## [Records for the exercise]
>> START
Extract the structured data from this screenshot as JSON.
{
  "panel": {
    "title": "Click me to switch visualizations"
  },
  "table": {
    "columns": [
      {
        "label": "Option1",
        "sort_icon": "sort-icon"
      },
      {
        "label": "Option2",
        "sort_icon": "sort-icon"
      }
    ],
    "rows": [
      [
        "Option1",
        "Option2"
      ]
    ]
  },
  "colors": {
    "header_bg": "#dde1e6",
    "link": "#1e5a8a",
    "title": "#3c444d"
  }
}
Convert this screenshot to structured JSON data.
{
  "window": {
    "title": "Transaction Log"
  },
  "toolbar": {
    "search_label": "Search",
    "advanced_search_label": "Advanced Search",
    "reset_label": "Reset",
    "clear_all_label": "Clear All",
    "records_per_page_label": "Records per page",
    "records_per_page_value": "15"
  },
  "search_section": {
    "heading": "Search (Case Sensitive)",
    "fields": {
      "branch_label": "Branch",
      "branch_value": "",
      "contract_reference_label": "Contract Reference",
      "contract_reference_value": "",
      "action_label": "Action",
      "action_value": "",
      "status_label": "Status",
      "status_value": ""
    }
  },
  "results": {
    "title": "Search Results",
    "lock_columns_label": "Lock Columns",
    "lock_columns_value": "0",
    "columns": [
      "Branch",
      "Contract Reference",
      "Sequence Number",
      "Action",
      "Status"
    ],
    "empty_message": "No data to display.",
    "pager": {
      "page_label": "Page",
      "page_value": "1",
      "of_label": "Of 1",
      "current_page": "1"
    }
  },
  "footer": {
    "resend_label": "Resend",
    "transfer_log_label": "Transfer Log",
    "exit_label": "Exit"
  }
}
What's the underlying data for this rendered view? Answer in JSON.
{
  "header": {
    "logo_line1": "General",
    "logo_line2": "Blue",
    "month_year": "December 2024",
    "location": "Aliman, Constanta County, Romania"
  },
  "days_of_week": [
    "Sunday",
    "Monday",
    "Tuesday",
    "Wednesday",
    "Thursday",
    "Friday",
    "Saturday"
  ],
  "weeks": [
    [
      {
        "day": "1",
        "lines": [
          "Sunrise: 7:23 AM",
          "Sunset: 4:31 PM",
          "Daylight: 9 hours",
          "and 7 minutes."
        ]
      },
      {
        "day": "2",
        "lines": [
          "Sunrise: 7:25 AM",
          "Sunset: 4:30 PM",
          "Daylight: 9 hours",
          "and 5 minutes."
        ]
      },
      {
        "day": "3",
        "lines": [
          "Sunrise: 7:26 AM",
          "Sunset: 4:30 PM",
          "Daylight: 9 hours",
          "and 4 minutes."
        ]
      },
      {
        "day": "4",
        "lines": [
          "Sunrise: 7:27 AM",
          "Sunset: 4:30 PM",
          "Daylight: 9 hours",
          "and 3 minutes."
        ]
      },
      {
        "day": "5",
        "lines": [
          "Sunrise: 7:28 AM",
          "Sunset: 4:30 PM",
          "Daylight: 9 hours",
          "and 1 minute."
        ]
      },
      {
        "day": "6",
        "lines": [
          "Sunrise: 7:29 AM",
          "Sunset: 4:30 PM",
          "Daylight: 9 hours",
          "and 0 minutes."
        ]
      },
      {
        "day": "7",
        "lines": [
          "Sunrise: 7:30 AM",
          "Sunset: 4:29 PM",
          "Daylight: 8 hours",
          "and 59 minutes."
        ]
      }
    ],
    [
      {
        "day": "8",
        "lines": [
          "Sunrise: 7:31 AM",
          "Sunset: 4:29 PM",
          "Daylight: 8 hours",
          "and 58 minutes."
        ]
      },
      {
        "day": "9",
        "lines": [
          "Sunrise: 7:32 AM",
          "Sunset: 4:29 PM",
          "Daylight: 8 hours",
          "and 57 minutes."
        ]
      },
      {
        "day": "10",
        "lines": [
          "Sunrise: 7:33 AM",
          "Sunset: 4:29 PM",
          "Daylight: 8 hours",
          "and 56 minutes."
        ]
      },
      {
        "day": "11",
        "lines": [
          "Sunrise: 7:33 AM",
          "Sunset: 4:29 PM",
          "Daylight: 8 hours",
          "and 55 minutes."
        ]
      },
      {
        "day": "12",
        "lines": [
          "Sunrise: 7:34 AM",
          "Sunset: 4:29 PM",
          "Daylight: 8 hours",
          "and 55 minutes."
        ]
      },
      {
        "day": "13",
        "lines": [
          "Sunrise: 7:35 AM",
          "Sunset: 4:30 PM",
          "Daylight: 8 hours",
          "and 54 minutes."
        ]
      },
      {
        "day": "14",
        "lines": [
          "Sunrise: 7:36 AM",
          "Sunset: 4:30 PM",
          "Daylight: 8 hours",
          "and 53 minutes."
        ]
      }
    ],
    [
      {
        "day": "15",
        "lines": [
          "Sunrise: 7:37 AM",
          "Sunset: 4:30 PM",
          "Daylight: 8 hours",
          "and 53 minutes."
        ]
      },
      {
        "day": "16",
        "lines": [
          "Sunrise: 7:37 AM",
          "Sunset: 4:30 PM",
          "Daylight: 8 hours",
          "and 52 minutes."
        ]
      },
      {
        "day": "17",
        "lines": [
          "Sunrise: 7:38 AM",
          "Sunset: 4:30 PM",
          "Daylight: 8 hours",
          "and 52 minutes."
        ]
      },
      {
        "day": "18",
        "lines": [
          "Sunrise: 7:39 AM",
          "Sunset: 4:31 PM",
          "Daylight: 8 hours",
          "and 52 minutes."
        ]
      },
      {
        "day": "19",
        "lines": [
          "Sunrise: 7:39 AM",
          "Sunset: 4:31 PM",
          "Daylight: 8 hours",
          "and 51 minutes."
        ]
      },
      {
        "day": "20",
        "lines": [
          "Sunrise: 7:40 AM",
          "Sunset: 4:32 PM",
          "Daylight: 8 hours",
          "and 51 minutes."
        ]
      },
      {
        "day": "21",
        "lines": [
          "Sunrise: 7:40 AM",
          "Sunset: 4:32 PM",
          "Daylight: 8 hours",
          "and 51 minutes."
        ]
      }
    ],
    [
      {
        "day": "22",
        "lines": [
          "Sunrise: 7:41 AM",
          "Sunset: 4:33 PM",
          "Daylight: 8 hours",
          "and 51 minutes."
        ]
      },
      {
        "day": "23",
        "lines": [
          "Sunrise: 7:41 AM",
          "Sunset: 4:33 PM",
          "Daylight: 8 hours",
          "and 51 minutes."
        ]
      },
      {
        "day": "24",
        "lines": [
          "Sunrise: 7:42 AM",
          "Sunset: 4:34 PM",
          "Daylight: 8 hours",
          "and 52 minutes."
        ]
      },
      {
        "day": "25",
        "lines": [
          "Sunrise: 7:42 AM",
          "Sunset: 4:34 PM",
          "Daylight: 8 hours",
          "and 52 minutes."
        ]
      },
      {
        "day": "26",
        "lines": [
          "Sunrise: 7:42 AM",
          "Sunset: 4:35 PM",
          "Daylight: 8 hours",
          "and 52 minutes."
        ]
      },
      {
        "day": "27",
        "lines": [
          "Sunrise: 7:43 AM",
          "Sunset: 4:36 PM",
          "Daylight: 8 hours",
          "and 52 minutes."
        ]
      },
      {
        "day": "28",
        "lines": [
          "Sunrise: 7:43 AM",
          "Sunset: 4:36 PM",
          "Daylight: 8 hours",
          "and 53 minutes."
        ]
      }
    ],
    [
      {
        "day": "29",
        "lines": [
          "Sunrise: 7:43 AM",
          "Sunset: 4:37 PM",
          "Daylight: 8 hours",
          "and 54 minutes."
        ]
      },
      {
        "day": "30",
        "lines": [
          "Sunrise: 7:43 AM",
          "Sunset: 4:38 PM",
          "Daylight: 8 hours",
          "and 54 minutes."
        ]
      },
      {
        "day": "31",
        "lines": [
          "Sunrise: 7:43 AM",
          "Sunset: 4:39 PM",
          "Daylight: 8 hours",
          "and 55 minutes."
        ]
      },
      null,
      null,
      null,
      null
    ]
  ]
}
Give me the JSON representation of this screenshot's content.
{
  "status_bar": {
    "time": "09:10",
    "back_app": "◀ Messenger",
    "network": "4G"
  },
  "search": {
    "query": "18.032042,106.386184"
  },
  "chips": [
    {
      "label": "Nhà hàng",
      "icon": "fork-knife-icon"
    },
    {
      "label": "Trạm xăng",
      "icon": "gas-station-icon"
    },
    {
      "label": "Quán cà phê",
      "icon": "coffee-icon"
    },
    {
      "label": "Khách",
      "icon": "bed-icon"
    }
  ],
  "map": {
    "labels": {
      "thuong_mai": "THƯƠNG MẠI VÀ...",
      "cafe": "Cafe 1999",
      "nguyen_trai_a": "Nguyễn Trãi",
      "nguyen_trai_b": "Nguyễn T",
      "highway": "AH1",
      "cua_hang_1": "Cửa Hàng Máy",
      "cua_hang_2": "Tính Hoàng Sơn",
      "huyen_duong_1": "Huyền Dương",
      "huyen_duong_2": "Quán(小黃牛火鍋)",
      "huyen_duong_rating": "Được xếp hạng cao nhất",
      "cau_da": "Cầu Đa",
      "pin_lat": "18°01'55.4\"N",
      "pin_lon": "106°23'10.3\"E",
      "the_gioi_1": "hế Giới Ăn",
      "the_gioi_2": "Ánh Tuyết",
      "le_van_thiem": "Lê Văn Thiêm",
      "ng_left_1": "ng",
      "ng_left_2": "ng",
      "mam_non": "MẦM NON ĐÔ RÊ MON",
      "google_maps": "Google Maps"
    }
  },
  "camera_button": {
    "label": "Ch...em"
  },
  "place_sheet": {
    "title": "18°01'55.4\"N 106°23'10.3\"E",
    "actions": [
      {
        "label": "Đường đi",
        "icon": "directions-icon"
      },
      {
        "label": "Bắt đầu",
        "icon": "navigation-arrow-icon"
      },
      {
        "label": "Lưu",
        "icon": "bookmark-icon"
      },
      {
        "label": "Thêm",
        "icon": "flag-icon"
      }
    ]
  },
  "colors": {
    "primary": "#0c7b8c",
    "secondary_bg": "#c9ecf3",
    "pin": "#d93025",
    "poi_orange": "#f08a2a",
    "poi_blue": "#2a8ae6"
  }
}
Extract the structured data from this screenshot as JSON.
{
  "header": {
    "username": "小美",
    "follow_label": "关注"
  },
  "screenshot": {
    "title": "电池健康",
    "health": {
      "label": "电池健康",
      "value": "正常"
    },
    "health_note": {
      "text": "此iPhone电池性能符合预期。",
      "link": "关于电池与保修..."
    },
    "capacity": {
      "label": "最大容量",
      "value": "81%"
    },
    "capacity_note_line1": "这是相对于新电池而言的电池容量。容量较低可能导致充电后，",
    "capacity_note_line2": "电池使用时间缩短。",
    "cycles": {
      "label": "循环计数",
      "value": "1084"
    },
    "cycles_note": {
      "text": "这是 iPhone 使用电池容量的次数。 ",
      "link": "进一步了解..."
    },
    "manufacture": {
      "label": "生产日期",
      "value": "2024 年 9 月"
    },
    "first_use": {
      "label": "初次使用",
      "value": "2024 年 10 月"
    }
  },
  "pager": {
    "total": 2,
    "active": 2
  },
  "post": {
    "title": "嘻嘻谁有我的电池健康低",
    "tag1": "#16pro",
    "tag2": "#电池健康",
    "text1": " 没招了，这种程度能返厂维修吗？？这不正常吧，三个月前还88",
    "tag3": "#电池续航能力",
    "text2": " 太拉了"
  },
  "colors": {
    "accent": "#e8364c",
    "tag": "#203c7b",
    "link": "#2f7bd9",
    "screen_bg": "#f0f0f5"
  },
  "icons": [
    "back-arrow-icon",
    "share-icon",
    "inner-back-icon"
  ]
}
>> END
## [Objective]
Look through the entries above. Extract each line with the word "link".

## [Response]
    "link": "#1e5a8a",
      "link": "关于电池与保修..."
      "link": "进一步了解..."
    "link": "#2f7bd9",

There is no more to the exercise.